Input —
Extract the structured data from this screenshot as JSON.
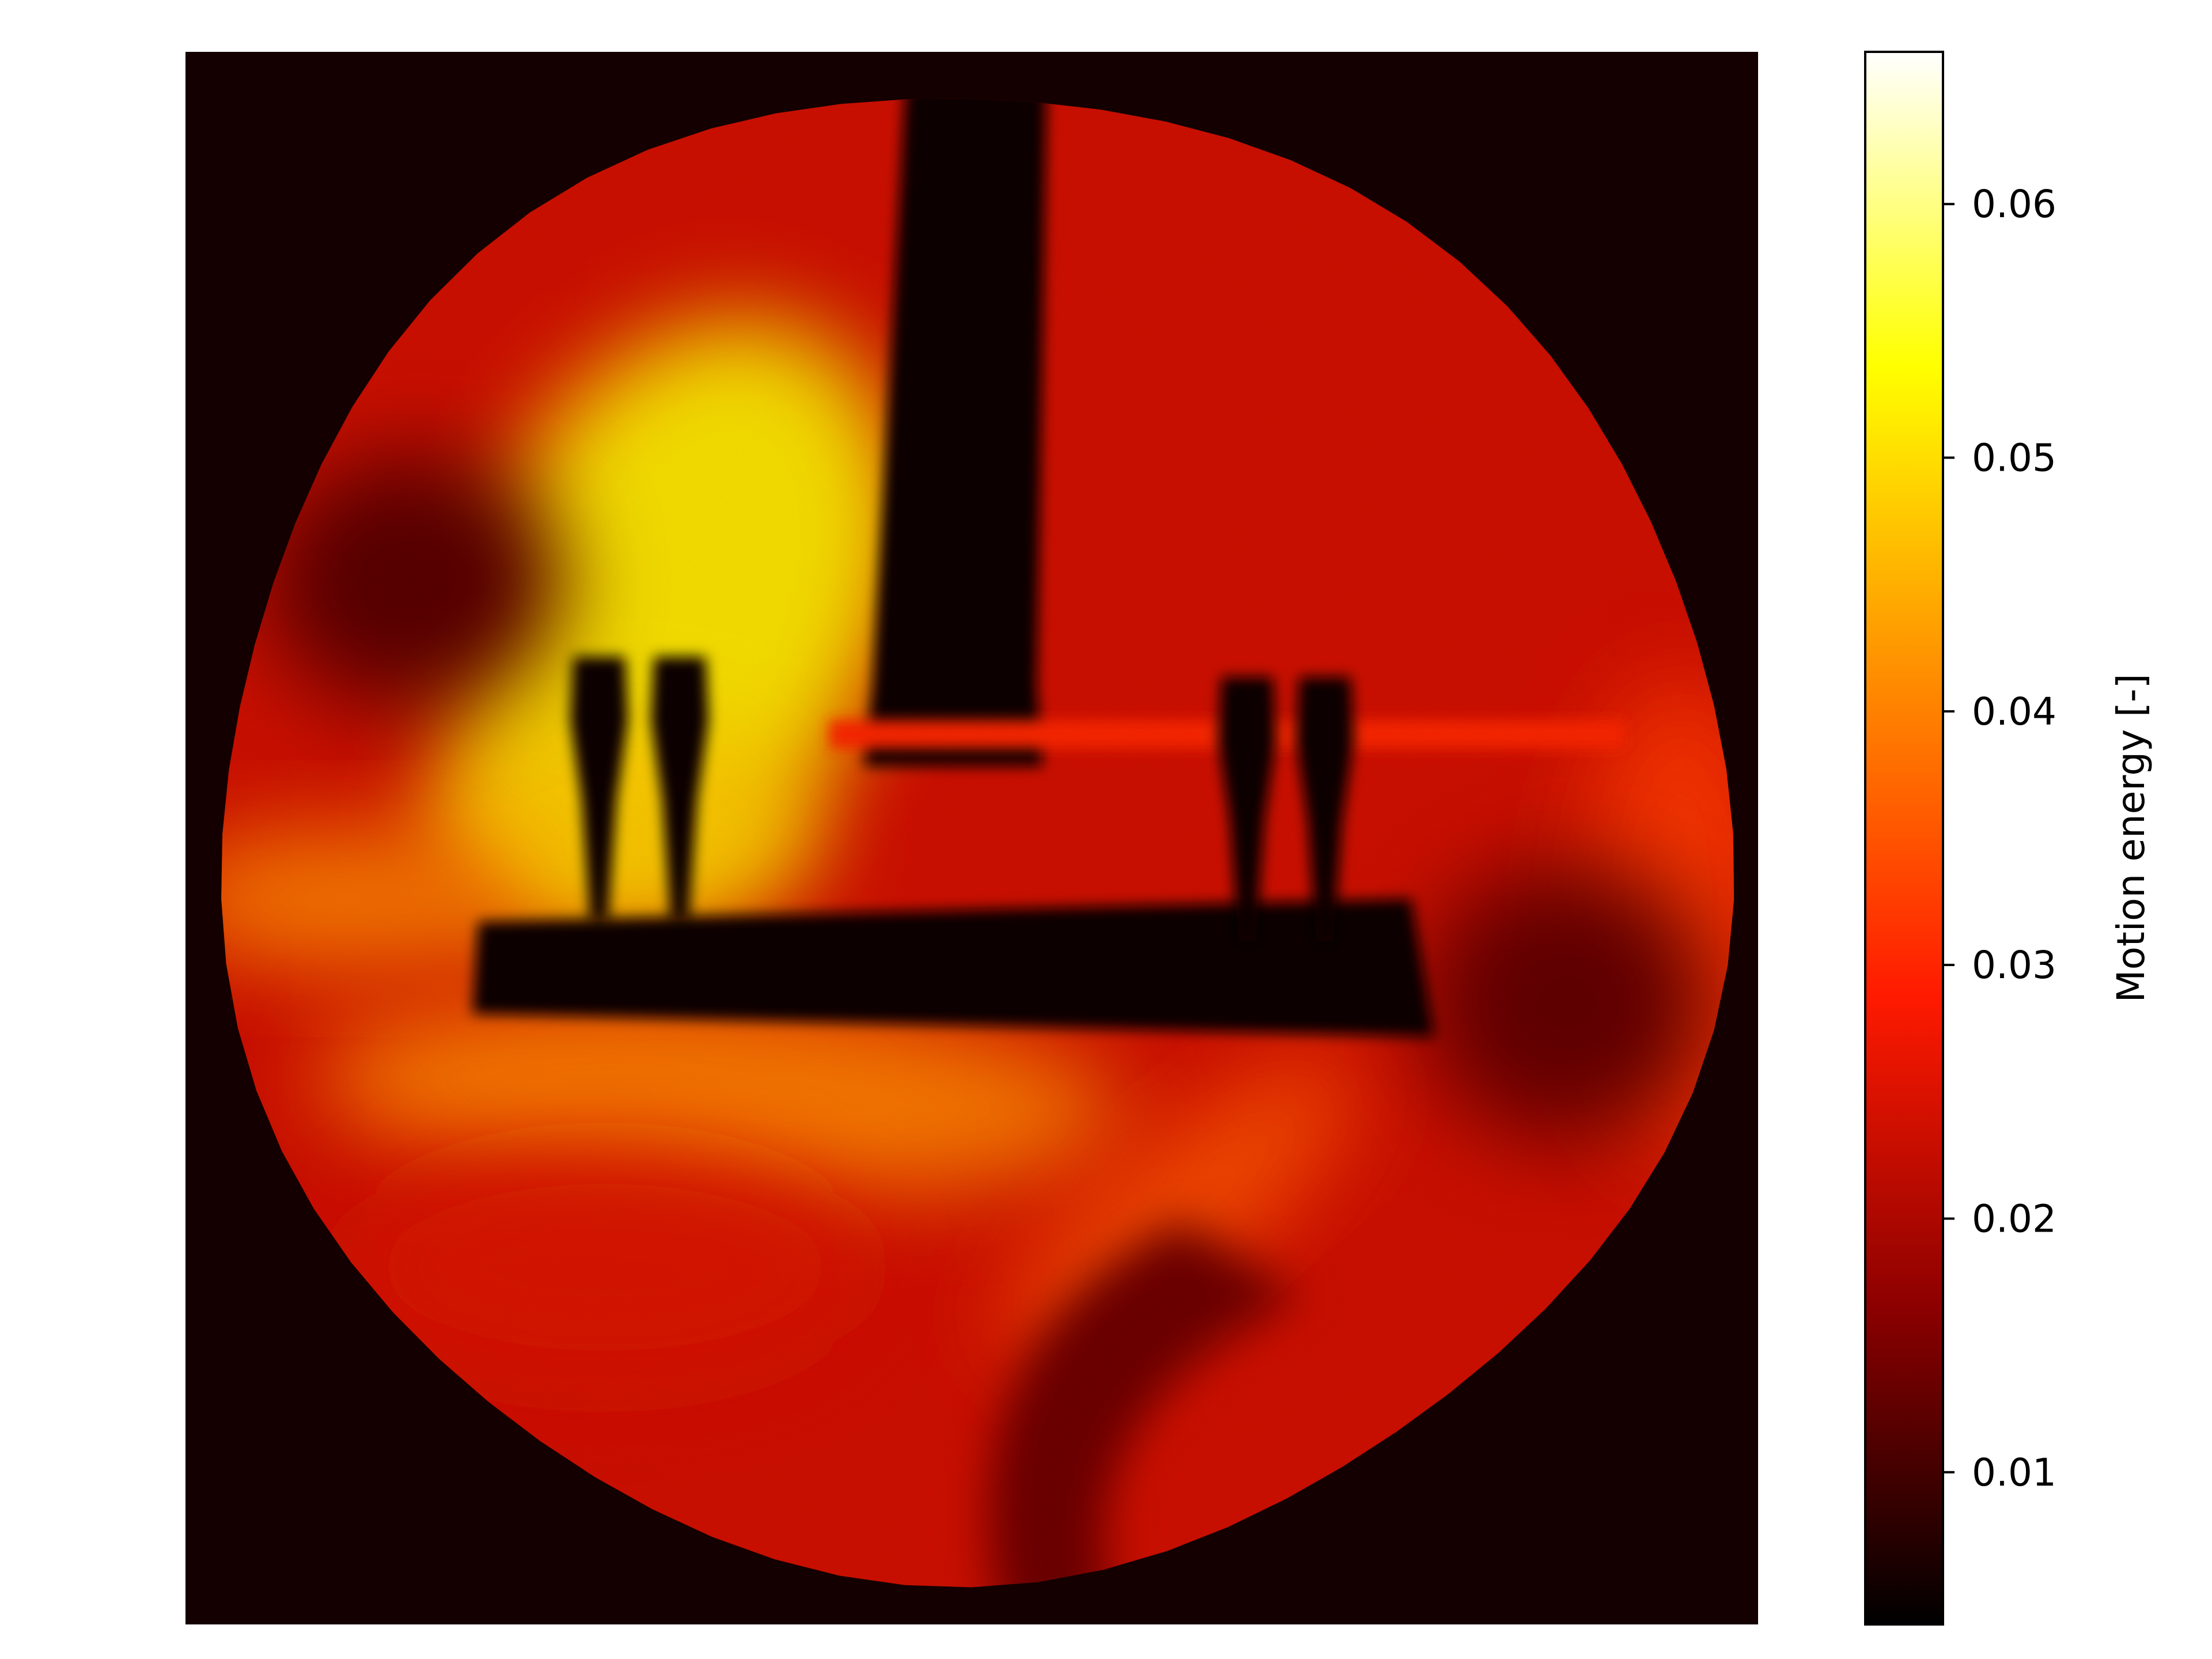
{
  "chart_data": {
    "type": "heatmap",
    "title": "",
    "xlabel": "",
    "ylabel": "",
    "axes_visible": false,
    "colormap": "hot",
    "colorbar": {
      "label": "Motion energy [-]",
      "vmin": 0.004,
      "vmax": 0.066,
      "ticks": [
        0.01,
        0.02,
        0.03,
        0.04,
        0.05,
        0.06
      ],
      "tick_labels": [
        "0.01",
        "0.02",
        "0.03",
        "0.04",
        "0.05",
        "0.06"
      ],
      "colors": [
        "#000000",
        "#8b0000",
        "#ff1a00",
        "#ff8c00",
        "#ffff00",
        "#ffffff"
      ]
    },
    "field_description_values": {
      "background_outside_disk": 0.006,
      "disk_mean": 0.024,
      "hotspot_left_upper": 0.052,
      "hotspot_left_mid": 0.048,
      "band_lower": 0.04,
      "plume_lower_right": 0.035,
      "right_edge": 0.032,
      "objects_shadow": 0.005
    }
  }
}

Requirement —
Copy out the entries verbatim and leave the images out.

Written reply —
Extract the structured data from this screenshot as JSON.
{
  "chart_data": {
    "type": "heatmap",
    "title": "",
    "xlabel": "",
    "ylabel": "",
    "axes_visible": false,
    "colormap": "hot",
    "colorbar": {
      "label": "Motion energy [-]",
      "vmin": 0.004,
      "vmax": 0.066,
      "ticks": [
        0.01,
        0.02,
        0.03,
        0.04,
        0.05,
        0.06
      ],
      "tick_labels": [
        "0.01",
        "0.02",
        "0.03",
        "0.04",
        "0.05",
        "0.06"
      ],
      "colors": [
        "#000000",
        "#8b0000",
        "#ff1a00",
        "#ff8c00",
        "#ffff00",
        "#ffffff"
      ]
    },
    "field_description_values": {
      "background_outside_disk": 0.006,
      "disk_mean": 0.024,
      "hotspot_left_upper": 0.052,
      "hotspot_left_mid": 0.048,
      "band_lower": 0.04,
      "plume_lower_right": 0.035,
      "right_edge": 0.032,
      "objects_shadow": 0.005
    }
  }
}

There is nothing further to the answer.